Sort through the data and copy the lines holding the word "screenshot".
** begin SUPPLIED DATA **
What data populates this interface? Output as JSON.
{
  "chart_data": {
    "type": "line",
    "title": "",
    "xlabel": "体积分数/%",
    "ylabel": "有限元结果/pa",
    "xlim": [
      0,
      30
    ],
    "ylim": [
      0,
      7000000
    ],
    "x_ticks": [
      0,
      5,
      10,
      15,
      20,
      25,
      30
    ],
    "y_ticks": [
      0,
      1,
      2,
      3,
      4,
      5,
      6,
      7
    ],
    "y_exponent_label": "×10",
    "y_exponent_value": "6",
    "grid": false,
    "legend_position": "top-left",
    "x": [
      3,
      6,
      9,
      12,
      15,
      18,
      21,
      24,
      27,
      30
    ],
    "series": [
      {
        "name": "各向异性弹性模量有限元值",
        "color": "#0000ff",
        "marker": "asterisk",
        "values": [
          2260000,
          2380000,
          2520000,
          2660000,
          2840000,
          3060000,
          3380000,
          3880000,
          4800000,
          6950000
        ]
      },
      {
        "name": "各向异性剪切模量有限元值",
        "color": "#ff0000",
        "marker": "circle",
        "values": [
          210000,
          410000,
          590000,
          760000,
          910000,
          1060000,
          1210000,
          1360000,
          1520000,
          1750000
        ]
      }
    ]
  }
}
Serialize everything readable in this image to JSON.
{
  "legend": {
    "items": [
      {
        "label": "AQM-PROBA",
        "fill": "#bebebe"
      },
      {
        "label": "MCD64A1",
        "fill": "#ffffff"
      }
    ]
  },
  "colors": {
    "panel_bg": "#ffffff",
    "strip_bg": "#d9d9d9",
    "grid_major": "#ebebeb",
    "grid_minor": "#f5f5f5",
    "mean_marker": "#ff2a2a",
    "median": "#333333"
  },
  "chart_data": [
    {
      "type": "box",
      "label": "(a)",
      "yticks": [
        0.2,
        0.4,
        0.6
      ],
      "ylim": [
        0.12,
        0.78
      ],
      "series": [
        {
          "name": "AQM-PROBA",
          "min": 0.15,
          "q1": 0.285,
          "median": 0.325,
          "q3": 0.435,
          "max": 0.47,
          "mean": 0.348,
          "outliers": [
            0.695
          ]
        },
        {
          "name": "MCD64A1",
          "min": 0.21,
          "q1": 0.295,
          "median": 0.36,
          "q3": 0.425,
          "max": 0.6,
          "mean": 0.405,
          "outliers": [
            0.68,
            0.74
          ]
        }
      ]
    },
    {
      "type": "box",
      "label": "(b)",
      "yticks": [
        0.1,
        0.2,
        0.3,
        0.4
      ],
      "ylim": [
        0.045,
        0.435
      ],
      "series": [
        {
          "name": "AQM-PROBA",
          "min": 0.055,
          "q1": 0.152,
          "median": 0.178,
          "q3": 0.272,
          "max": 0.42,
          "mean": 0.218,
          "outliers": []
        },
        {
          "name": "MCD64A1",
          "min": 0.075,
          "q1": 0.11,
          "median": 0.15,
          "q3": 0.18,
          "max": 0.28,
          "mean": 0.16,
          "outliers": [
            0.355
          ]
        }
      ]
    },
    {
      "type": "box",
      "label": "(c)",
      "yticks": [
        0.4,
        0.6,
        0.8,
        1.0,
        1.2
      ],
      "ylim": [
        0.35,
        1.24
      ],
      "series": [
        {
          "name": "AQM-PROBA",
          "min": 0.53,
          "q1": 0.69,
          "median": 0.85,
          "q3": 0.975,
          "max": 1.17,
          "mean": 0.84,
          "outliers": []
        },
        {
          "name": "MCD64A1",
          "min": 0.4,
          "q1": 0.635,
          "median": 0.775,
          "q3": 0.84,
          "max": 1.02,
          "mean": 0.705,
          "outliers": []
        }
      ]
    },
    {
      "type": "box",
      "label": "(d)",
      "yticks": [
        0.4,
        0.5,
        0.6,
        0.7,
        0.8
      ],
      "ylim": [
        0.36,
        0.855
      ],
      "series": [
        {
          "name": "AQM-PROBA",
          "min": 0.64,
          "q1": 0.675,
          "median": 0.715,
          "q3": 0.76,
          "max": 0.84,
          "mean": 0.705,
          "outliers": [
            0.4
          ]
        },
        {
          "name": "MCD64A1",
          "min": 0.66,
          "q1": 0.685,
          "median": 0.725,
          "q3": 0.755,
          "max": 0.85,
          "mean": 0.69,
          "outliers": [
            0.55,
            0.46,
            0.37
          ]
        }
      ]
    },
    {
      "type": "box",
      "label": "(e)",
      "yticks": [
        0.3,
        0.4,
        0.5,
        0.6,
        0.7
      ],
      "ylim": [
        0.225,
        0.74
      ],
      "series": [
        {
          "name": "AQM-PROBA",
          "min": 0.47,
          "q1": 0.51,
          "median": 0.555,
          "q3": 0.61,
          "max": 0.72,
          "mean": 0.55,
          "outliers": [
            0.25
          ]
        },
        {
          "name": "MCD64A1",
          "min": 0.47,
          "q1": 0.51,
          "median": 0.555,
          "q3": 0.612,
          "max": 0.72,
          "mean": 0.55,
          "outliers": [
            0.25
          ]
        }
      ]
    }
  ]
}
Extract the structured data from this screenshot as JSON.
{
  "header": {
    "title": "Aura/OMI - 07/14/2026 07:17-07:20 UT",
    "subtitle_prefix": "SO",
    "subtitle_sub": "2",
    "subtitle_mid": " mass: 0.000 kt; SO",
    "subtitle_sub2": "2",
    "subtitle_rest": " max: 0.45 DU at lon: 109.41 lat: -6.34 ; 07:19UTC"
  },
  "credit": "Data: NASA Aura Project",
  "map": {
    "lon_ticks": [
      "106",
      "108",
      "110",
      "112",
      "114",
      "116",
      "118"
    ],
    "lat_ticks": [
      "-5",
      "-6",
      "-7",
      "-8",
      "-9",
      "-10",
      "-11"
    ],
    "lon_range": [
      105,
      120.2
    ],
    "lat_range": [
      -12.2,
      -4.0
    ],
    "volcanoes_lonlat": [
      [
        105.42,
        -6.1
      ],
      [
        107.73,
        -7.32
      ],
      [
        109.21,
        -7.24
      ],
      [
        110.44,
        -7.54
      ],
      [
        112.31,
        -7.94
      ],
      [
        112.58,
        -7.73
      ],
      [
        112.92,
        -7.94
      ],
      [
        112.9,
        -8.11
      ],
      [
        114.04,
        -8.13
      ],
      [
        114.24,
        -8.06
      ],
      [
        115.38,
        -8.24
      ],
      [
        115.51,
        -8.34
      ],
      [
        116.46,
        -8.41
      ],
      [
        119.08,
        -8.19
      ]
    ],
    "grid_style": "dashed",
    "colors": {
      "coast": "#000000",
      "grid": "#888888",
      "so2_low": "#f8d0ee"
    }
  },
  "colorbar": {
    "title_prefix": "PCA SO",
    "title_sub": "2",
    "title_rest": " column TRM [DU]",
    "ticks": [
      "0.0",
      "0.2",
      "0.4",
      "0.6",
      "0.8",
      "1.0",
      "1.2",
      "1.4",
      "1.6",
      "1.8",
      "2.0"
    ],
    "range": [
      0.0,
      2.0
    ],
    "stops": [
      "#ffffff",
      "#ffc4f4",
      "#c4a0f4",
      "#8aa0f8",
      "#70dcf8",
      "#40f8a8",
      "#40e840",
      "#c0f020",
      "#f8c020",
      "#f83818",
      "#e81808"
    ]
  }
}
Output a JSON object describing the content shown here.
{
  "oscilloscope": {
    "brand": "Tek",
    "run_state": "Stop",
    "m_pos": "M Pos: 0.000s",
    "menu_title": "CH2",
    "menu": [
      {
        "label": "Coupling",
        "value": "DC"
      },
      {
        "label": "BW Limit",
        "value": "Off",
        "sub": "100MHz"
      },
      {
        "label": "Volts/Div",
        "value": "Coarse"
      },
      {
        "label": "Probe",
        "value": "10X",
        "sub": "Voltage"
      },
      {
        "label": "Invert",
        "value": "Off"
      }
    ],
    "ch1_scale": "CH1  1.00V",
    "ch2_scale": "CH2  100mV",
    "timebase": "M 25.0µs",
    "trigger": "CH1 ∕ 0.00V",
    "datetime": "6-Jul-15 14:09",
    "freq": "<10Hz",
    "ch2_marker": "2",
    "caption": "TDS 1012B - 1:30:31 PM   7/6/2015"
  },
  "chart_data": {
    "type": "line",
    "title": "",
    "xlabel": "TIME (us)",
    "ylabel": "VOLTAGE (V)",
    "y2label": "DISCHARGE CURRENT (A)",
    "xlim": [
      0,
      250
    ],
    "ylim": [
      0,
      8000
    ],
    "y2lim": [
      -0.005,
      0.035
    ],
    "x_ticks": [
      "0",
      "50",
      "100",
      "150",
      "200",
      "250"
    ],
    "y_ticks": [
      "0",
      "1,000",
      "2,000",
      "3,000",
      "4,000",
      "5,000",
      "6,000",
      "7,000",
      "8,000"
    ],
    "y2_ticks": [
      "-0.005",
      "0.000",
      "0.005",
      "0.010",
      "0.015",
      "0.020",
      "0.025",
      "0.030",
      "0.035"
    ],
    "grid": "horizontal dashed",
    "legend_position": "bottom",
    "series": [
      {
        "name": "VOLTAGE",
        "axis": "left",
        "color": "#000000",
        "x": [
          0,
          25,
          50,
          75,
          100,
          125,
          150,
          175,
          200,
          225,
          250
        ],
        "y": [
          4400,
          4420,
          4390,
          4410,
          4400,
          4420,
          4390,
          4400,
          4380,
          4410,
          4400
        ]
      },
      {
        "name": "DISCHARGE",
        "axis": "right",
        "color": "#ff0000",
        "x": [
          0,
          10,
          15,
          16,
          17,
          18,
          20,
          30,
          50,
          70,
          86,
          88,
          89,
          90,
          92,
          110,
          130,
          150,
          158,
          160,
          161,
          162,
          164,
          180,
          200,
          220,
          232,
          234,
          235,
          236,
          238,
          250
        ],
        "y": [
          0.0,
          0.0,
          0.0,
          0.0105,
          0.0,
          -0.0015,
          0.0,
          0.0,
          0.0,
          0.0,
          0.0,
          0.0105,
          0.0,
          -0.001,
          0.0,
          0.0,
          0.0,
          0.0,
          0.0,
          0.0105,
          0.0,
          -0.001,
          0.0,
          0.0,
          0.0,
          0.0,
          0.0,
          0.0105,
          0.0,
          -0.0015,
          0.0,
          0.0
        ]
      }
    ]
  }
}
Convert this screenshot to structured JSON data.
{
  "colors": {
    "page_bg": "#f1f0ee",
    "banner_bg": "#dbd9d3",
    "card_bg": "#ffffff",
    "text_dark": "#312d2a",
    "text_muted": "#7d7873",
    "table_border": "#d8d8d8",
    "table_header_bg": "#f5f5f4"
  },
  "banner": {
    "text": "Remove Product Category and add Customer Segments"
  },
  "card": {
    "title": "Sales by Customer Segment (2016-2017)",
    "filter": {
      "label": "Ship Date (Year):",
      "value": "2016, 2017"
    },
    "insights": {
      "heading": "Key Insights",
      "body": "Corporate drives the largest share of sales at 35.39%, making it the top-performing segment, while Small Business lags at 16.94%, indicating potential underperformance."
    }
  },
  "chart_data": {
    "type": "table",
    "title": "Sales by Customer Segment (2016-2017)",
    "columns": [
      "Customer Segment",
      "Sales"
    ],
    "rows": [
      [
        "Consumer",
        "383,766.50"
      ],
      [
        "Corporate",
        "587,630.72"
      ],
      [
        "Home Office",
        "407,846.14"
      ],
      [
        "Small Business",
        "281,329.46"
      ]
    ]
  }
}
** end SUPPLIED DATA **
WRITTEN RESPONSE >>
Extract the structured data from this screenshot as JSON.
Convert this screenshot to structured JSON data.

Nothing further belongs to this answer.